Reproduce all entries verbatim, with nothing added or dropped.

:: Exercise input

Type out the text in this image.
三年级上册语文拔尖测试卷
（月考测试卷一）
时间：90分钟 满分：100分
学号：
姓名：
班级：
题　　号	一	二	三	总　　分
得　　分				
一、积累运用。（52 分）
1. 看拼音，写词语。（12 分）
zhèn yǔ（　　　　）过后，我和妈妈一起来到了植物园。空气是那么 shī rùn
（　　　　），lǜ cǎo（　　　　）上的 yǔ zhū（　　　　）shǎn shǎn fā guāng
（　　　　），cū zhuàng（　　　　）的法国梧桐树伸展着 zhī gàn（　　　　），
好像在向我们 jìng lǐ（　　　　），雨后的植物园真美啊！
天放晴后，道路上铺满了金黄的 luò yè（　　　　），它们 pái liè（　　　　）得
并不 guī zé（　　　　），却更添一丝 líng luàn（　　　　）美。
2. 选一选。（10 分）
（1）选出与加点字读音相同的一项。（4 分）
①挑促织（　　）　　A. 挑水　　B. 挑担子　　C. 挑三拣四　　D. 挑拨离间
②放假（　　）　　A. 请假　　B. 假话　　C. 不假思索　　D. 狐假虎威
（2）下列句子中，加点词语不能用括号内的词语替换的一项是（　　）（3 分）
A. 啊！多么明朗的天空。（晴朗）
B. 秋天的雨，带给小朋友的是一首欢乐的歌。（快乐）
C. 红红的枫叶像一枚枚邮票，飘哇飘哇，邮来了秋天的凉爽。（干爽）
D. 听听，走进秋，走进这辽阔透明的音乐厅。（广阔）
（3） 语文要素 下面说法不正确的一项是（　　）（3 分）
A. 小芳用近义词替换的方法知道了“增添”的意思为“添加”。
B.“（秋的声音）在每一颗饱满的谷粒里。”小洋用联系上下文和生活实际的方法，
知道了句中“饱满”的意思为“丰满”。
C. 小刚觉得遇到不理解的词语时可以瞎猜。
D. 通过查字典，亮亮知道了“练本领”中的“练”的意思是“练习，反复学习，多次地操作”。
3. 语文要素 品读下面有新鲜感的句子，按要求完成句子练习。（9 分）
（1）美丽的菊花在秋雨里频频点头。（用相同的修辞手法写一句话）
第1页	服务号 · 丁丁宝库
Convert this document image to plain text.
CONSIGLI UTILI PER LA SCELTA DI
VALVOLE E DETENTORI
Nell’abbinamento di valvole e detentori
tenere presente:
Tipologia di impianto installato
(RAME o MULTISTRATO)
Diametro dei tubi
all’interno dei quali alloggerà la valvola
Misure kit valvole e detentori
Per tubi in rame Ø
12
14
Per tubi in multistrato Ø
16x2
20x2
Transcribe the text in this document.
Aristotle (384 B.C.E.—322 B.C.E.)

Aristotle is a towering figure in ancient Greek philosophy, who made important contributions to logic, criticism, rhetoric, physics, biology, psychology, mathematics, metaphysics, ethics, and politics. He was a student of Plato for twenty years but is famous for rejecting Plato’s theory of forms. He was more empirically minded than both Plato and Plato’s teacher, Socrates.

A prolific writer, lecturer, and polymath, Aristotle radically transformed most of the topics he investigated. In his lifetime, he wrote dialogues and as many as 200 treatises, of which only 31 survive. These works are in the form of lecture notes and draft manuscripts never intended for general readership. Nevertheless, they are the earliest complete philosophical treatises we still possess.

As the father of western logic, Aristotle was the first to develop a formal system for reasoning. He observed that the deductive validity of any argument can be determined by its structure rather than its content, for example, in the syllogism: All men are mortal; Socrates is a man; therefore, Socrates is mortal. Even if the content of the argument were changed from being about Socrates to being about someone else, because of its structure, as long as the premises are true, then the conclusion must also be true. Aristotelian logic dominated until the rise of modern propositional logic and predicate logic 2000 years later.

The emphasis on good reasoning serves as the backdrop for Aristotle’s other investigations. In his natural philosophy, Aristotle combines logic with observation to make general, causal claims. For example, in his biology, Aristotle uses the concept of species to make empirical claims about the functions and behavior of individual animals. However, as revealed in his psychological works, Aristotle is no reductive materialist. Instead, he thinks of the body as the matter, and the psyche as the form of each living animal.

::::

§ **Problem solution**
Type out the text in this image.
三年级上册语文拔尖测试卷
（月考测试卷一）
时间：90分钟 满分：100分
学号：
姓名：
班级：
题　　号	一	二	三	总　　分
得　　分				
一、积累运用。（52 分）
1. 看拼音，写词语。（12 分）
zhèn yǔ（　　　　）过后，我和妈妈一起来到了植物园。空气是那么 shī rùn
（　　　　），lǜ cǎo（　　　　）上的 yǔ zhū（　　　　）shǎn shǎn fā guāng
（　　　　），cū zhuàng（　　　　）的法国梧桐树伸展着 zhī gàn（　　　　），
好像在向我们 jìng lǐ（　　　　），雨后的植物园真美啊！
天放晴后，道路上铺满了金黄的 luò yè（　　　　），它们 pái liè（　　　　）得
并不 guī zé（　　　　），却更添一丝 líng luàn（　　　　）美。
2. 选一选。（10 分）
（1）选出与加点字读音相同的一项。（4 分）
①挑促织（　　）　　A. 挑水　　B. 挑担子　　C. 挑三拣四　　D. 挑拨离间
②放假（　　）　　A. 请假　　B. 假话　　C. 不假思索　　D. 狐假虎威
（2）下列句子中，加点词语不能用括号内的词语替换的一项是（　　）（3 分）
A. 啊！多么明朗的天空。（晴朗）
B. 秋天的雨，带给小朋友的是一首欢乐的歌。（快乐）
C. 红红的枫叶像一枚枚邮票，飘哇飘哇，邮来了秋天的凉爽。（干爽）
D. 听听，走进秋，走进这辽阔透明的音乐厅。（广阔）
（3） 语文要素 下面说法不正确的一项是（　　）（3 分）
A. 小芳用近义词替换的方法知道了“增添”的意思为“添加”。
B.“（秋的声音）在每一颗饱满的谷粒里。”小洋用联系上下文和生活实际的方法，
知道了句中“饱满”的意思为“丰满”。
C. 小刚觉得遇到不理解的词语时可以瞎猜。
D. 通过查字典，亮亮知道了“练本领”中的“练”的意思是“练习，反复学习，多次地操作”。
3. 语文要素 品读下面有新鲜感的句子，按要求完成句子练习。（9 分）
（1）美丽的菊花在秋雨里频频点头。（用相同的修辞手法写一句话）
第1页	服务号 · 丁丁宝库
Convert this document image to plain text.
CONSIGLI UTILI PER LA SCELTA DI
VALVOLE E DETENTORI
Nell’abbinamento di valvole e detentori
tenere presente:
Tipologia di impianto installato
(RAME o MULTISTRATO)
Diametro dei tubi
all’interno dei quali alloggerà la valvola
Misure kit valvole e detentori
Per tubi in rame Ø
12
14
Per tubi in multistrato Ø
16x2
20x2
Transcribe the text in this document.
Aristotle (384 B.C.E.—322 B.C.E.)

Aristotle is a towering figure in ancient Greek philosophy, who made important contributions to logic, criticism, rhetoric, physics, biology, psychology, mathematics, metaphysics, ethics, and politics. He was a student of Plato for twenty years but is famous for rejecting Plato’s theory of forms. He was more empirically minded than both Plato and Plato’s teacher, Socrates.

A prolific writer, lecturer, and polymath, Aristotle radically transformed most of the topics he investigated. In his lifetime, he wrote dialogues and as many as 200 treatises, of which only 31 survive. These works are in the form of lecture notes and draft manuscripts never intended for general readership. Nevertheless, they are the earliest complete philosophical treatises we still possess.

As the father of western logic, Aristotle was the first to develop a formal system for reasoning. He observed that the deductive validity of any argument can be determined by its structure rather than its content, for example, in the syllogism: All men are mortal; Socrates is a man; therefore, Socrates is mortal. Even if the content of the argument were changed from being about Socrates to being about someone else, because of its structure, as long as the premises are true, then the conclusion must also be true. Aristotelian logic dominated until the rise of modern propositional logic and predicate logic 2000 years later.

The emphasis on good reasoning serves as the backdrop for Aristotle’s other investigations. In his natural philosophy, Aristotle combines logic with observation to make general, causal claims. For example, in his biology, Aristotle uses the concept of species to make empirical claims about the functions and behavior of individual animals. However, as revealed in his psychological works, Aristotle is no reductive materialist. Instead, he thinks of the body as the matter, and the psyche as the form of each living animal.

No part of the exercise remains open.